BEGIN LISTED ENTRIES

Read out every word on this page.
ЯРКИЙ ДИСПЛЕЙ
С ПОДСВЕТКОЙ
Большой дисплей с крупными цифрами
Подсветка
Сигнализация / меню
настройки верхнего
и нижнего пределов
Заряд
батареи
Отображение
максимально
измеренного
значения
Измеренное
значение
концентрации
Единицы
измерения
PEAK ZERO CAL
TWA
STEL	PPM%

END LISTED ENTRIES

Extract every entry in the listing word for word.

Read out every word on this page.
ЯРКИЙ ДИСПЛЕЙ
С ПОДСВЕТКОЙ
Большой дисплей с крупными цифрами
Подсветка
Сигнализация / меню
настройки верхнего
и нижнего пределов
Заряд
батареи
Отображение
максимально
измеренного
значения
Измеренное
значение
концентрации
Единицы
измерения
PEAK ZERO CAL
TWA
STEL	PPM%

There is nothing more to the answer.